**STORED DATA:**
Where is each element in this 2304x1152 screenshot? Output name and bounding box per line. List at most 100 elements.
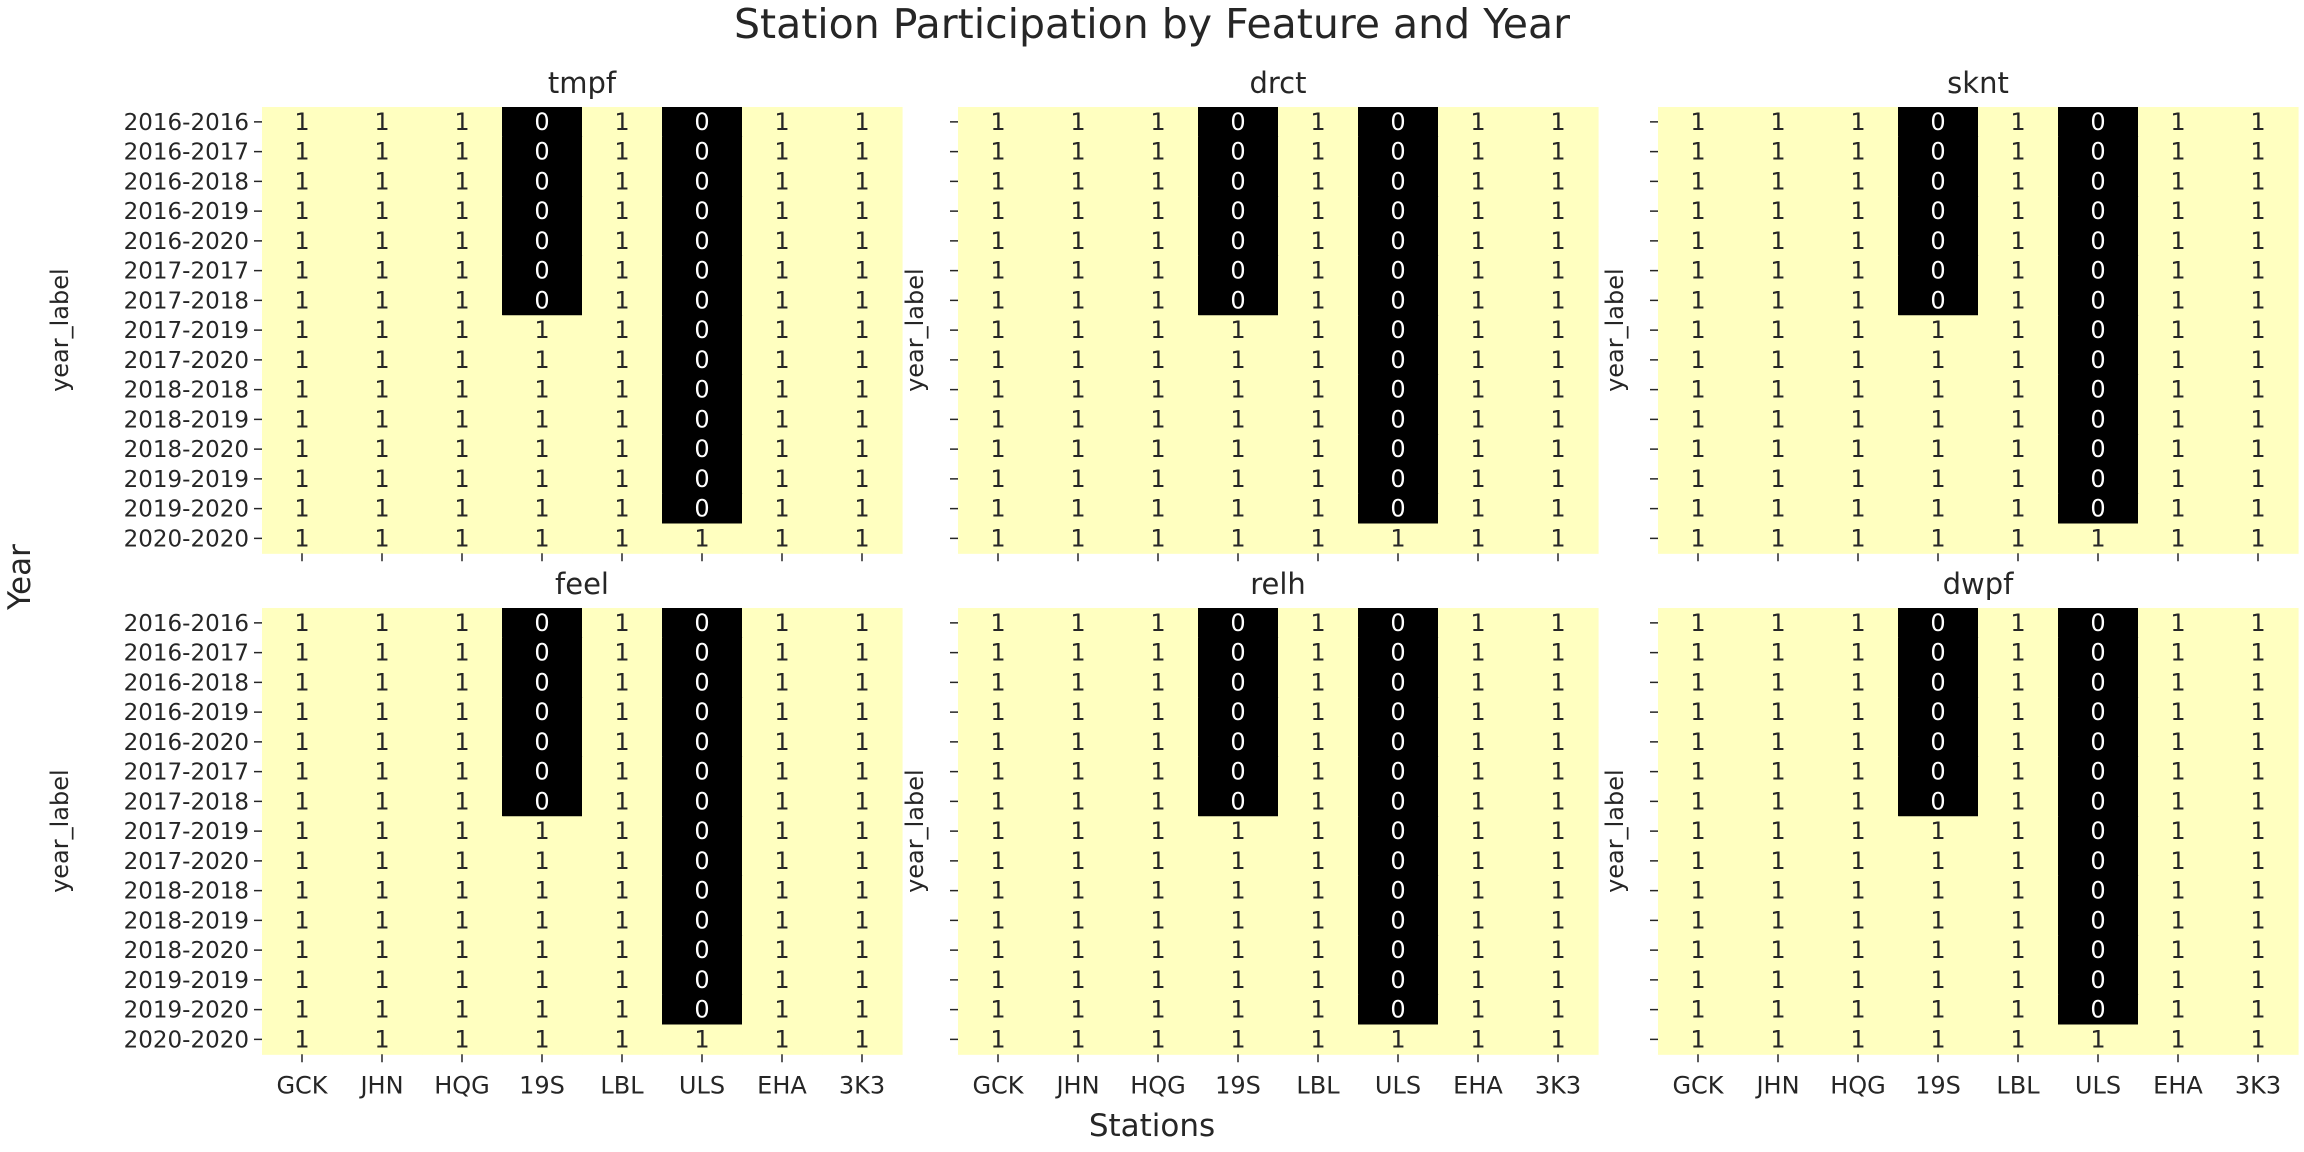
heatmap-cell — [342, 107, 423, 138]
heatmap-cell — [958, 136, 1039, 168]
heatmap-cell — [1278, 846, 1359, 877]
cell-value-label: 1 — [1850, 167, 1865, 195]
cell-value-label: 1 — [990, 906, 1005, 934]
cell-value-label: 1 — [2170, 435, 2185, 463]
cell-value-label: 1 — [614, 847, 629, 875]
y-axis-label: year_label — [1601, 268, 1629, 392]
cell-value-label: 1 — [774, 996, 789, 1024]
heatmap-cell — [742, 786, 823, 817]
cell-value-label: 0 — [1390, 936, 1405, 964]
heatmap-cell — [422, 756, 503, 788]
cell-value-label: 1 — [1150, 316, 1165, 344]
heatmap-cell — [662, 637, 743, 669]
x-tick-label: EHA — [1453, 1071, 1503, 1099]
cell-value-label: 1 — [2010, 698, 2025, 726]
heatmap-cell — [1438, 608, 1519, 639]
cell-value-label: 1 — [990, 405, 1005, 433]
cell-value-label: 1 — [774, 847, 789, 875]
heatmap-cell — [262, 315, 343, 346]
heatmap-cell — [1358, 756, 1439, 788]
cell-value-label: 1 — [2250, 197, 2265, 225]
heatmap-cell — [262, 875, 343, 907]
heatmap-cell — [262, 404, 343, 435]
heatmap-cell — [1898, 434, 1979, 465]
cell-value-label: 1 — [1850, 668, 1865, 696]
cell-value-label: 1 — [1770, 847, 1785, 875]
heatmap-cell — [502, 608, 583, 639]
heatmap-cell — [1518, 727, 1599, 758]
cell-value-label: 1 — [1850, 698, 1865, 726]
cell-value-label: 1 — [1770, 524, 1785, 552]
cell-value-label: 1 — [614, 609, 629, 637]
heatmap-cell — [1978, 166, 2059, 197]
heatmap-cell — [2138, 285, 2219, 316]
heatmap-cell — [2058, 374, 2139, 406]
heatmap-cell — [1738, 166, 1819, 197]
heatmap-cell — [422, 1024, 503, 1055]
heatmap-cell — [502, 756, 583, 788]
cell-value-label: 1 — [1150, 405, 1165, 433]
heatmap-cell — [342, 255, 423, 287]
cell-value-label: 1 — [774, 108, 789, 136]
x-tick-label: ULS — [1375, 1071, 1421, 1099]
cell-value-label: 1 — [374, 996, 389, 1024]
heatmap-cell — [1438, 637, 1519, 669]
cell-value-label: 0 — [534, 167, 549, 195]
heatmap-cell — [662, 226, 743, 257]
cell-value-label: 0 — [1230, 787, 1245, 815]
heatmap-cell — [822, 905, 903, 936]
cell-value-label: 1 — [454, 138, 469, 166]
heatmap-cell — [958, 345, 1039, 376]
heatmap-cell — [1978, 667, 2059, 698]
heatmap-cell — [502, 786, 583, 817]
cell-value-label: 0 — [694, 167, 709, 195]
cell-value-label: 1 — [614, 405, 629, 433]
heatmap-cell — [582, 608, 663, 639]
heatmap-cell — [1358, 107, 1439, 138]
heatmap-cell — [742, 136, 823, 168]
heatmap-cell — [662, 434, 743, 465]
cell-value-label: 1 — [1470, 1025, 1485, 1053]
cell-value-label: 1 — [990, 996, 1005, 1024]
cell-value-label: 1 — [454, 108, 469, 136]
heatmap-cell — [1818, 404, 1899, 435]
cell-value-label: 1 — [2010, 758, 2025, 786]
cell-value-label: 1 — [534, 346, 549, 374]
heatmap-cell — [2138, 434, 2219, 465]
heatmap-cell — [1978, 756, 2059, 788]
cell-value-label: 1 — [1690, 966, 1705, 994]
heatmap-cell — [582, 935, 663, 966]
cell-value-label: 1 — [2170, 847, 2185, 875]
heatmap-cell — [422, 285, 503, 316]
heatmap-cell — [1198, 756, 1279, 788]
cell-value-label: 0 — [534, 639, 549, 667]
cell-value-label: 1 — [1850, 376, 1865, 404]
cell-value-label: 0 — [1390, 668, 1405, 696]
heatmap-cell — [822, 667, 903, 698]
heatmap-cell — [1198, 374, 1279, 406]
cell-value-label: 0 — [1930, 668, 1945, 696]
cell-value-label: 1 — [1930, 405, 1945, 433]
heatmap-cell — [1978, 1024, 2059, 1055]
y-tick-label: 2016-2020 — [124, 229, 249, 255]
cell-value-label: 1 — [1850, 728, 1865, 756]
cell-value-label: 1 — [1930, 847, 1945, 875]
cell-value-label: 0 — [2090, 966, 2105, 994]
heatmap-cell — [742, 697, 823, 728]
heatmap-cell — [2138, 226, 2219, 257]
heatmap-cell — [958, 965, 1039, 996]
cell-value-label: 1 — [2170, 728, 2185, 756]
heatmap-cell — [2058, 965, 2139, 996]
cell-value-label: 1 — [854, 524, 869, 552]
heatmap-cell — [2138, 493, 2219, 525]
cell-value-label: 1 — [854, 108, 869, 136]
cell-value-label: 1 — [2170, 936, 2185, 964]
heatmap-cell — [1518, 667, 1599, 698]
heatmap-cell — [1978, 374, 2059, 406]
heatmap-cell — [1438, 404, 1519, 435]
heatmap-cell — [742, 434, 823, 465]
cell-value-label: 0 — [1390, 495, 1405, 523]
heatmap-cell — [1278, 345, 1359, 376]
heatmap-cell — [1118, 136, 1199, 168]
--
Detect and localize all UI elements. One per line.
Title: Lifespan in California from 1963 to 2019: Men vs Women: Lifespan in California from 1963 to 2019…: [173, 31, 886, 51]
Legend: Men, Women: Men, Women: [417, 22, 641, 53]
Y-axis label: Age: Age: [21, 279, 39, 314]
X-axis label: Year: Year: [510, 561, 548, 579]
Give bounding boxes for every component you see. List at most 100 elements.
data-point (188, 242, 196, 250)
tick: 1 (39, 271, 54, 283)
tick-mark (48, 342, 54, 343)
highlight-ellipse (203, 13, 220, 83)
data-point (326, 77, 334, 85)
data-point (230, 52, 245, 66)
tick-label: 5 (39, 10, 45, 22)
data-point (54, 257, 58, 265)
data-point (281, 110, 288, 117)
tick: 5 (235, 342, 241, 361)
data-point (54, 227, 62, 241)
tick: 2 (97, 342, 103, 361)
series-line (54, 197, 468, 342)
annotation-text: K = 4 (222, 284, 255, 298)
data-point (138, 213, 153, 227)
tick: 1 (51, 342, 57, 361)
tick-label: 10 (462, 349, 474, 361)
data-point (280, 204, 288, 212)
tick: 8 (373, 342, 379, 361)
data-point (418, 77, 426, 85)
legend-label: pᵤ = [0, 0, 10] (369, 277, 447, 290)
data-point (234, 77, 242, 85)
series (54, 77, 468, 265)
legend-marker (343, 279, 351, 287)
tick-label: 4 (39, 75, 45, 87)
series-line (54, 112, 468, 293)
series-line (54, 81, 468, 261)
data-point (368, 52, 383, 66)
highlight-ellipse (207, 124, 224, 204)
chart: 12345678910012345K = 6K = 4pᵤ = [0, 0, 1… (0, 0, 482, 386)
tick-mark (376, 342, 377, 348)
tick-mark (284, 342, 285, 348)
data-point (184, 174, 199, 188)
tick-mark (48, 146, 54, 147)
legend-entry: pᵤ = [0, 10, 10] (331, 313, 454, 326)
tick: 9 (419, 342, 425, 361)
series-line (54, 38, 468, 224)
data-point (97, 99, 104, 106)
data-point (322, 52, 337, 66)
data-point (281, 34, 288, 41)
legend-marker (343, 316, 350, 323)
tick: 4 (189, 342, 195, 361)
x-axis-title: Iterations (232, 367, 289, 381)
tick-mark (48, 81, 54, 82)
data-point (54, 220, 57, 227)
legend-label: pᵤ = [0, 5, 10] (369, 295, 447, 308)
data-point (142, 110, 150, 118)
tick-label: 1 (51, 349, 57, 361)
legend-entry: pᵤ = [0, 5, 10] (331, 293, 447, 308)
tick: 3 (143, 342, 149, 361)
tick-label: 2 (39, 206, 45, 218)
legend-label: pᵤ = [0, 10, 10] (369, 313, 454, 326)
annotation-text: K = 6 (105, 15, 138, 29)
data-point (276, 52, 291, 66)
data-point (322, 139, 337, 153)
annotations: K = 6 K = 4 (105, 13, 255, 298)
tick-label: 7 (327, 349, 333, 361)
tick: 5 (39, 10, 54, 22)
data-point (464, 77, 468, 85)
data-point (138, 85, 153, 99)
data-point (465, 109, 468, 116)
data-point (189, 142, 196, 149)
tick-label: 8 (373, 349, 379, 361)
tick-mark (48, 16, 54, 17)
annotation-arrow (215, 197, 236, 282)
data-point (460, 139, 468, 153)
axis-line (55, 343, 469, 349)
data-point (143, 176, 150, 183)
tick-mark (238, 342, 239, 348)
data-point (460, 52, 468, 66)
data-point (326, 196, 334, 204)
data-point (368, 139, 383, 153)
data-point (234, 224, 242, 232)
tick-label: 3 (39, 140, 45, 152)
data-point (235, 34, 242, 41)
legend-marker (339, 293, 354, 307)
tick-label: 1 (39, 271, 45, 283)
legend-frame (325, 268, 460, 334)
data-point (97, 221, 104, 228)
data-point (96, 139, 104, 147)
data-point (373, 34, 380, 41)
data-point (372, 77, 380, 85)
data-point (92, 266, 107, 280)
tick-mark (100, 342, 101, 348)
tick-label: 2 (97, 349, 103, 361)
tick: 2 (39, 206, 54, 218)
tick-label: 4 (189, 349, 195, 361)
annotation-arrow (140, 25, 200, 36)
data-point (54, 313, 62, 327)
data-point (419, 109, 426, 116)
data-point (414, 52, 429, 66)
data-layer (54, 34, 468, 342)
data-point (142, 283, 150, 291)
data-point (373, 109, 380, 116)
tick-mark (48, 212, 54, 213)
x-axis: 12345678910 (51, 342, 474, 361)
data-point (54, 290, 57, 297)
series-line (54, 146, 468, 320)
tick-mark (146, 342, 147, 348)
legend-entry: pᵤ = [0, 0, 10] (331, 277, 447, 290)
---
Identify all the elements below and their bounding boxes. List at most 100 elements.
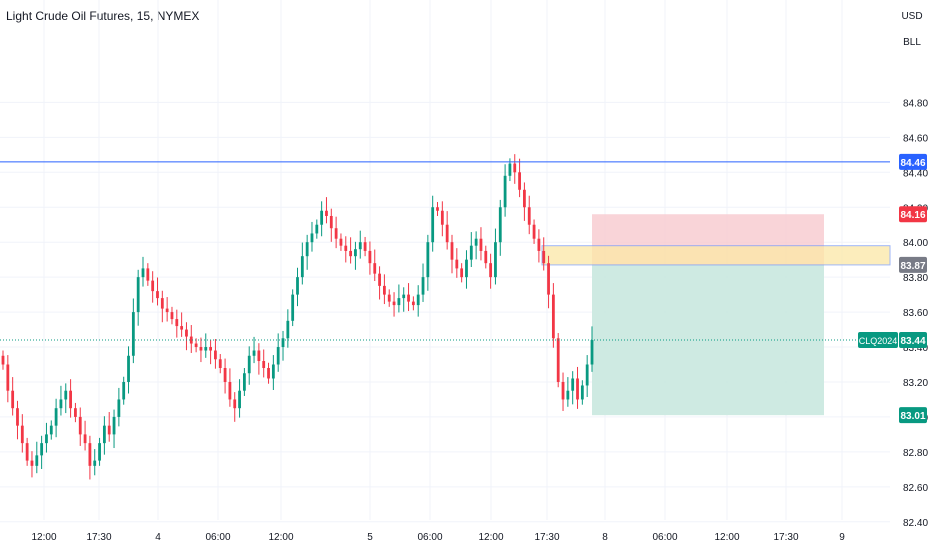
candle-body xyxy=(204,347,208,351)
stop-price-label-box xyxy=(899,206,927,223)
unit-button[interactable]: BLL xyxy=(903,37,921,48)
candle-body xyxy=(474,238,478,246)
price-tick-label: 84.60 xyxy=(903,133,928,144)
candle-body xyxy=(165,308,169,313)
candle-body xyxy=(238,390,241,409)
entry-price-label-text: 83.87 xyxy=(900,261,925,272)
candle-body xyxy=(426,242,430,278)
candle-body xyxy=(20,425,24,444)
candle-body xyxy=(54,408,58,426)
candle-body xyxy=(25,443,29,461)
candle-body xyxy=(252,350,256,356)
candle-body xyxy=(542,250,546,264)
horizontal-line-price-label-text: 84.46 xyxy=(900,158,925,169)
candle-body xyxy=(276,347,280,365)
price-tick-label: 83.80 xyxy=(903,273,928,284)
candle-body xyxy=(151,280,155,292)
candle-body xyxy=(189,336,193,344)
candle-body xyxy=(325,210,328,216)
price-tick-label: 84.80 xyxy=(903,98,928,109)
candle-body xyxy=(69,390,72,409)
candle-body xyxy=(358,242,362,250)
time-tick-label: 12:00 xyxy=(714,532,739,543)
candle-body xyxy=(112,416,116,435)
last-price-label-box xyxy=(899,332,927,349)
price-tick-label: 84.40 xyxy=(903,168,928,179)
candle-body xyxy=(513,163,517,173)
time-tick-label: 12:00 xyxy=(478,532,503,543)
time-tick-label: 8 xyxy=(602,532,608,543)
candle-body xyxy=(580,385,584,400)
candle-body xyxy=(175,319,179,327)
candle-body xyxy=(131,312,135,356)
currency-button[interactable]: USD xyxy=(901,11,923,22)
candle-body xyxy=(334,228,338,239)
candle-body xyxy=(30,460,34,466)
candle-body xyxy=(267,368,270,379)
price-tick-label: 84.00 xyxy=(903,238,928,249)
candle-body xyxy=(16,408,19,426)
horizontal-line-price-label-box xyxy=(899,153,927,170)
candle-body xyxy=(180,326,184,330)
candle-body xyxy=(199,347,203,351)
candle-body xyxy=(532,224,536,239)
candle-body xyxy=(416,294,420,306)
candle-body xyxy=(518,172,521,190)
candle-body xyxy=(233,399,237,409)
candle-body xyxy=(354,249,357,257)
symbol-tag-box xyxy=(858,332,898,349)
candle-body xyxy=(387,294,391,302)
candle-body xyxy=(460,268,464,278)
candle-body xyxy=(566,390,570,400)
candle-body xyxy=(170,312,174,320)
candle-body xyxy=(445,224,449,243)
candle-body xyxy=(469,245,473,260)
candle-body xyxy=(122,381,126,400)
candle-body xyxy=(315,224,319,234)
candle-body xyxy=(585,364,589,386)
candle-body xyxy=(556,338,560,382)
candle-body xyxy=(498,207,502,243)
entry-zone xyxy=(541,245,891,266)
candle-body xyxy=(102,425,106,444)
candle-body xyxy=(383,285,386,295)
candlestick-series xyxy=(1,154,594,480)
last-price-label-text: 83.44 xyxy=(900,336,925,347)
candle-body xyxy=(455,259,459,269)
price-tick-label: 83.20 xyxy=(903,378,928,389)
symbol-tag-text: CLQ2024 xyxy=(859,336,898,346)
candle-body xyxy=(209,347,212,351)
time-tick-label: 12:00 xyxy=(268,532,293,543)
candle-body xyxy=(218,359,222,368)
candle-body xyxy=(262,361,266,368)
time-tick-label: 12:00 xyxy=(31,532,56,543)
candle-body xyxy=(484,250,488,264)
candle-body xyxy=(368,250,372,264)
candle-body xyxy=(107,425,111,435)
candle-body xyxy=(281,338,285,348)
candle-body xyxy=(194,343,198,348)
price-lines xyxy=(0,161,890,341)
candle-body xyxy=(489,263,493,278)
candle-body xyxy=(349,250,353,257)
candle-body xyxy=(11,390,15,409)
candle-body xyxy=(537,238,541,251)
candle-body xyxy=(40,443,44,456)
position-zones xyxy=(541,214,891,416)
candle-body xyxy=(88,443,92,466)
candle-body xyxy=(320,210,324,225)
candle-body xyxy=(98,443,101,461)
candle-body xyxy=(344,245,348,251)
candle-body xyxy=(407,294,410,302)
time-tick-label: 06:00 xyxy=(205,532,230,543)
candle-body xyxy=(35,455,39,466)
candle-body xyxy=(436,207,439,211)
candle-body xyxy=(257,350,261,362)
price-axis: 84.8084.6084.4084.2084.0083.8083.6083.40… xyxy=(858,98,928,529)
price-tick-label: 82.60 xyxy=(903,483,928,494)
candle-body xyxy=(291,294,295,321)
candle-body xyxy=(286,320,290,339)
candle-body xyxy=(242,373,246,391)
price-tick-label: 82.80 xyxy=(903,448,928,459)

**WRITTEN REQUEST:** Copy out, character for character, the lines from the one containing "heatmap-cell — [342, 107, 423, 138]" up to and including the one containing "cell-value-label: 1 — [1770, 524, 1785, 552]".

**THE ANSWER:**
heatmap-cell — [342, 107, 423, 138]
heatmap-cell — [958, 136, 1039, 168]
heatmap-cell — [1278, 846, 1359, 877]
cell-value-label: 1 — [1850, 167, 1865, 195]
cell-value-label: 1 — [990, 906, 1005, 934]
cell-value-label: 1 — [2170, 435, 2185, 463]
cell-value-label: 1 — [614, 847, 629, 875]
y-axis-label: year_label — [1601, 268, 1629, 392]
cell-value-label: 1 — [774, 996, 789, 1024]
heatmap-cell — [742, 786, 823, 817]
cell-value-label: 0 — [1390, 936, 1405, 964]
heatmap-cell — [422, 756, 503, 788]
cell-value-label: 1 — [1150, 316, 1165, 344]
heatmap-cell — [662, 637, 743, 669]
x-tick-label: EHA — [1453, 1071, 1503, 1099]
cell-value-label: 1 — [2010, 698, 2025, 726]
heatmap-cell — [1438, 608, 1519, 639]
cell-value-label: 1 — [990, 405, 1005, 433]
cell-value-label: 1 — [774, 847, 789, 875]
heatmap-cell — [262, 315, 343, 346]
heatmap-cell — [1358, 756, 1439, 788]
cell-value-label: 1 — [2250, 197, 2265, 225]
heatmap-cell — [262, 875, 343, 907]
heatmap-cell — [262, 404, 343, 435]
heatmap-cell — [1898, 434, 1979, 465]
cell-value-label: 1 — [1850, 668, 1865, 696]
cell-value-label: 1 — [1770, 847, 1785, 875]
heatmap-cell — [502, 608, 583, 639]
heatmap-cell — [1518, 727, 1599, 758]
cell-value-label: 1 — [1850, 698, 1865, 726]
cell-value-label: 1 — [1770, 524, 1785, 552]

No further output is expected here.